DIRECTIVE —
Repeat the listing in full, exactly as it stands.

DATA RECORDS —

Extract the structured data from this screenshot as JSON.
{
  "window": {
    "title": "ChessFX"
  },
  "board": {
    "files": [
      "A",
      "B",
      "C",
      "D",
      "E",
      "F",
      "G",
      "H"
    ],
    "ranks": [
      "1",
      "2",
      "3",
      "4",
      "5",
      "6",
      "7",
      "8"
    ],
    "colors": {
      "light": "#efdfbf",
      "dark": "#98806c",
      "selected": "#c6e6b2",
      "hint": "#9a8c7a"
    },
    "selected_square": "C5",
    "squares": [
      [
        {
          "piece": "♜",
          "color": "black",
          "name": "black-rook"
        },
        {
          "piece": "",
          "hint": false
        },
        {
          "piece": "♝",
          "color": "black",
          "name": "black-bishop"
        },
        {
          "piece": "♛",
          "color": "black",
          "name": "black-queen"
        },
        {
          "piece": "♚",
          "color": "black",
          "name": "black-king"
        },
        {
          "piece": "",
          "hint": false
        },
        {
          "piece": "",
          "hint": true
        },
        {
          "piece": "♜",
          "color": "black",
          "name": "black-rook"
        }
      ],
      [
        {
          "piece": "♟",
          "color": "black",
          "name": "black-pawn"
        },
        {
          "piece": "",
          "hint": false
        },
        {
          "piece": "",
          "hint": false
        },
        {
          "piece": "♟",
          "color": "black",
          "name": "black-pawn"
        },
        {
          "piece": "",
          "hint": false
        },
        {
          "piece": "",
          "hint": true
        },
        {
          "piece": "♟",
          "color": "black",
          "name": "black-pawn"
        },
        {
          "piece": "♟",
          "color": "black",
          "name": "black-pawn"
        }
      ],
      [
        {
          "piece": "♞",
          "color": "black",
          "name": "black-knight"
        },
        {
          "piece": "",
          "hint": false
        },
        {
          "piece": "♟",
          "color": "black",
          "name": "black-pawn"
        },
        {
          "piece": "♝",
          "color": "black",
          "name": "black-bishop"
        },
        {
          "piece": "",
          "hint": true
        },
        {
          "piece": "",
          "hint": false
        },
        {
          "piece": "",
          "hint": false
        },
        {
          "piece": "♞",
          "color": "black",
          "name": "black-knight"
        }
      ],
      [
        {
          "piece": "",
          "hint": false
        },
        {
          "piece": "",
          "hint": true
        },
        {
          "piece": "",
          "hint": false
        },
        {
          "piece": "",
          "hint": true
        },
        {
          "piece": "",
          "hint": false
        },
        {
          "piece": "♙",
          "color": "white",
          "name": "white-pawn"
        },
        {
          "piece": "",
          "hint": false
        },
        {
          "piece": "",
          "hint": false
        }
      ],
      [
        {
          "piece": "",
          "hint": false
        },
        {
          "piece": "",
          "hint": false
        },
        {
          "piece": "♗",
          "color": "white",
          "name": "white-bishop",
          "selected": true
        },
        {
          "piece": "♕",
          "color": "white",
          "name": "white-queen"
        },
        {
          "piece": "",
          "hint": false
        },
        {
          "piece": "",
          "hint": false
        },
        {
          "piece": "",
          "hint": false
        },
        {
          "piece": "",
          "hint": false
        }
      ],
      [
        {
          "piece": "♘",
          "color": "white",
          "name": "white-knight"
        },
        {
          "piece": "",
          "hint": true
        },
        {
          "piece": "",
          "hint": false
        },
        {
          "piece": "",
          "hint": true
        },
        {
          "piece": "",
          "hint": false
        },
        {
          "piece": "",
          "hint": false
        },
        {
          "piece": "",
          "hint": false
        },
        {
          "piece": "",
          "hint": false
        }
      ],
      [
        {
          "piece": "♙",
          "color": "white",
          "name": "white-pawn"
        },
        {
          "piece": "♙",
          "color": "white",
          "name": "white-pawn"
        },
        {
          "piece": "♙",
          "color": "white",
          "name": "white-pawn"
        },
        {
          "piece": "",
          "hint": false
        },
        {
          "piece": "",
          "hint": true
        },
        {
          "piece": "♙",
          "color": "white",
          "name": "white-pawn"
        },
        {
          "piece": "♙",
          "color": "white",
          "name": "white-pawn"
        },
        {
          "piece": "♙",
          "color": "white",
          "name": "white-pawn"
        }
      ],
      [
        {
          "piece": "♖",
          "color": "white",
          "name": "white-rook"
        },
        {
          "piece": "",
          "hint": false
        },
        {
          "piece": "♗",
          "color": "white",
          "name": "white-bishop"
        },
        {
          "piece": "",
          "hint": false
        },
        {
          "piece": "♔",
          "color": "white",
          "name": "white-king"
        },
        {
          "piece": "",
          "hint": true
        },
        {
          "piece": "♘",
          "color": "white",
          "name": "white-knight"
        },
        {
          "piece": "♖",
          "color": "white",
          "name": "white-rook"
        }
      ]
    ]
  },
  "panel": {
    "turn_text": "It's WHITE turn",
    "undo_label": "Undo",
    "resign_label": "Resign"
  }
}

ANSWER IN FULL —
Extract the structured data from this screenshot as JSON.
{
  "window": {
    "title": "ChessFX"
  },
  "board": {
    "files": [
      "A",
      "B",
      "C",
      "D",
      "E",
      "F",
      "G",
      "H"
    ],
    "ranks": [
      "1",
      "2",
      "3",
      "4",
      "5",
      "6",
      "7",
      "8"
    ],
    "colors": {
      "light": "#efdfbf",
      "dark": "#98806c",
      "selected": "#c6e6b2",
      "hint": "#9a8c7a"
    },
    "selected_square": "C5",
    "squares": [
      [
        {
          "piece": "♜",
          "color": "black",
          "name": "black-rook"
        },
        {
          "piece": "",
          "hint": false
        },
        {
          "piece": "♝",
          "color": "black",
          "name": "black-bishop"
        },
        {
          "piece": "♛",
          "color": "black",
          "name": "black-queen"
        },
        {
          "piece": "♚",
          "color": "black",
          "name": "black-king"
        },
        {
          "piece": "",
          "hint": false
        },
        {
          "piece": "",
          "hint": true
        },
        {
          "piece": "♜",
          "color": "black",
          "name": "black-rook"
        }
      ],
      [
        {
          "piece": "♟",
          "color": "black",
          "name": "black-pawn"
        },
        {
          "piece": "",
          "hint": false
        },
        {
          "piece": "",
          "hint": false
        },
        {
          "piece": "♟",
          "color": "black",
          "name": "black-pawn"
        },
        {
          "piece": "",
          "hint": false
        },
        {
          "piece": "",
          "hint": true
        },
        {
          "piece": "♟",
          "color": "black",
          "name": "black-pawn"
        },
        {
          "piece": "♟",
          "color": "black",
          "name": "black-pawn"
        }
      ],
      [
        {
          "piece": "♞",
          "color": "black",
          "name": "black-knight"
        },
        {
          "piece": "",
          "hint": false
        },
        {
          "piece": "♟",
          "color": "black",
          "name": "black-pawn"
        },
        {
          "piece": "♝",
          "color": "black",
          "name": "black-bishop"
        },
        {
          "piece": "",
          "hint": true
        },
        {
          "piece": "",
          "hint": false
        },
        {
          "piece": "",
          "hint": false
        },
        {
          "piece": "♞",
          "color": "black",
          "name": "black-knight"
        }
      ],
      [
        {
          "piece": "",
          "hint": false
        },
        {
          "piece": "",
          "hint": true
        },
        {
          "piece": "",
          "hint": false
        },
        {
          "piece": "",
          "hint": true
        },
        {
          "piece": "",
          "hint": false
        },
        {
          "piece": "♙",
          "color": "white",
          "name": "white-pawn"
        },
        {
          "piece": "",
          "hint": false
        },
        {
          "piece": "",
          "hint": false
        }
      ],
      [
        {
          "piece": "",
          "hint": false
        },
        {
          "piece": "",
          "hint": false
        },
        {
          "piece": "♗",
          "color": "white",
          "name": "white-bishop",
          "selected": true
        },
        {
          "piece": "♕",
          "color": "white",
          "name": "white-queen"
        },
        {
          "piece": "",
          "hint": false
        },
        {
          "piece": "",
          "hint": false
        },
        {
          "piece": "",
          "hint": false
        },
        {
          "piece": "",
          "hint": false
        }
      ],
      [
        {
          "piece": "♘",
          "color": "white",
          "name": "white-knight"
        },
        {
          "piece": "",
          "hint": true
        },
        {
          "piece": "",
          "hint": false
        },
        {
          "piece": "",
          "hint": true
        },
        {
          "piece": "",
          "hint": false
        },
        {
          "piece": "",
          "hint": false
        },
        {
          "piece": "",
          "hint": false
        },
        {
          "piece": "",
          "hint": false
        }
      ],
      [
        {
          "piece": "♙",
          "color": "white",
          "name": "white-pawn"
        },
        {
          "piece": "♙",
          "color": "white",
          "name": "white-pawn"
        },
        {
          "piece": "♙",
          "color": "white",
          "name": "white-pawn"
        },
        {
          "piece": "",
          "hint": false
        },
        {
          "piece": "",
          "hint": true
        },
        {
          "piece": "♙",
          "color": "white",
          "name": "white-pawn"
        },
        {
          "piece": "♙",
          "color": "white",
          "name": "white-pawn"
        },
        {
          "piece": "♙",
          "color": "white",
          "name": "white-pawn"
        }
      ],
      [
        {
          "piece": "♖",
          "color": "white",
          "name": "white-rook"
        },
        {
          "piece": "",
          "hint": false
        },
        {
          "piece": "♗",
          "color": "white",
          "name": "white-bishop"
        },
        {
          "piece": "",
          "hint": false
        },
        {
          "piece": "♔",
          "color": "white",
          "name": "white-king"
        },
        {
          "piece": "",
          "hint": true
        },
        {
          "piece": "♘",
          "color": "white",
          "name": "white-knight"
        },
        {
          "piece": "♖",
          "color": "white",
          "name": "white-rook"
        }
      ]
    ]
  },
  "panel": {
    "turn_text": "It's WHITE turn",
    "undo_label": "Undo",
    "resign_label": "Resign"
  }
}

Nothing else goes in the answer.